- INSTRUCTIONS FOR THE TASK -
Every entry in the data below needs to be repeated exactly.

INFORMATION PROVIDED START

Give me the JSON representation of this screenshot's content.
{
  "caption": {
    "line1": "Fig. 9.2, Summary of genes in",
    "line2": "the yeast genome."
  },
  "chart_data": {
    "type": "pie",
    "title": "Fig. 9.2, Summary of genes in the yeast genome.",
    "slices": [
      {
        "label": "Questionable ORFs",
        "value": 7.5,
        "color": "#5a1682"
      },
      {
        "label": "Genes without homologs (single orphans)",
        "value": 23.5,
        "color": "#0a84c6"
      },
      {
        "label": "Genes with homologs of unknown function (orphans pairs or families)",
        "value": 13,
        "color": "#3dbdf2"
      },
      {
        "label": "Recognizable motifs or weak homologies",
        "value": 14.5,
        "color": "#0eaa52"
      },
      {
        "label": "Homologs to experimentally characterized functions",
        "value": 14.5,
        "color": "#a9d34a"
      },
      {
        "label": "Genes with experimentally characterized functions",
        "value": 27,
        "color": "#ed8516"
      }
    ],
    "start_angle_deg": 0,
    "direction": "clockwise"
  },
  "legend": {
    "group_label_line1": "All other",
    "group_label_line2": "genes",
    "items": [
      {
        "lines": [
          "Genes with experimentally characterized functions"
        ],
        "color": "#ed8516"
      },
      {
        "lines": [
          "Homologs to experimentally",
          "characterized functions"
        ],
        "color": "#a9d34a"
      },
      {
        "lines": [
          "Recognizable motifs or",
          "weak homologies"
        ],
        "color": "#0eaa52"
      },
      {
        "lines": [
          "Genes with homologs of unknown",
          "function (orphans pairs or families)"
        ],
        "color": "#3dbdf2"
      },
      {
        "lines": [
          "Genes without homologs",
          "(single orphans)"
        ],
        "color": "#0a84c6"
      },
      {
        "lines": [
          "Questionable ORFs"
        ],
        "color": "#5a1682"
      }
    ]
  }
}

INFORMATION PROVIDED END

- RESPONSE TO THIS EXERCISE -
Give me the JSON representation of this screenshot's content.
{
  "caption": {
    "line1": "Fig. 9.2, Summary of genes in",
    "line2": "the yeast genome."
  },
  "chart_data": {
    "type": "pie",
    "title": "Fig. 9.2, Summary of genes in the yeast genome.",
    "slices": [
      {
        "label": "Questionable ORFs",
        "value": 7.5,
        "color": "#5a1682"
      },
      {
        "label": "Genes without homologs (single orphans)",
        "value": 23.5,
        "color": "#0a84c6"
      },
      {
        "label": "Genes with homologs of unknown function (orphans pairs or families)",
        "value": 13,
        "color": "#3dbdf2"
      },
      {
        "label": "Recognizable motifs or weak homologies",
        "value": 14.5,
        "color": "#0eaa52"
      },
      {
        "label": "Homologs to experimentally characterized functions",
        "value": 14.5,
        "color": "#a9d34a"
      },
      {
        "label": "Genes with experimentally characterized functions",
        "value": 27,
        "color": "#ed8516"
      }
    ],
    "start_angle_deg": 0,
    "direction": "clockwise"
  },
  "legend": {
    "group_label_line1": "All other",
    "group_label_line2": "genes",
    "items": [
      {
        "lines": [
          "Genes with experimentally characterized functions"
        ],
        "color": "#ed8516"
      },
      {
        "lines": [
          "Homologs to experimentally",
          "characterized functions"
        ],
        "color": "#a9d34a"
      },
      {
        "lines": [
          "Recognizable motifs or",
          "weak homologies"
        ],
        "color": "#0eaa52"
      },
      {
        "lines": [
          "Genes with homologs of unknown",
          "function (orphans pairs or families)"
        ],
        "color": "#3dbdf2"
      },
      {
        "lines": [
          "Genes without homologs",
          "(single orphans)"
        ],
        "color": "#0a84c6"
      },
      {
        "lines": [
          "Questionable ORFs"
        ],
        "color": "#5a1682"
      }
    ]
  }
}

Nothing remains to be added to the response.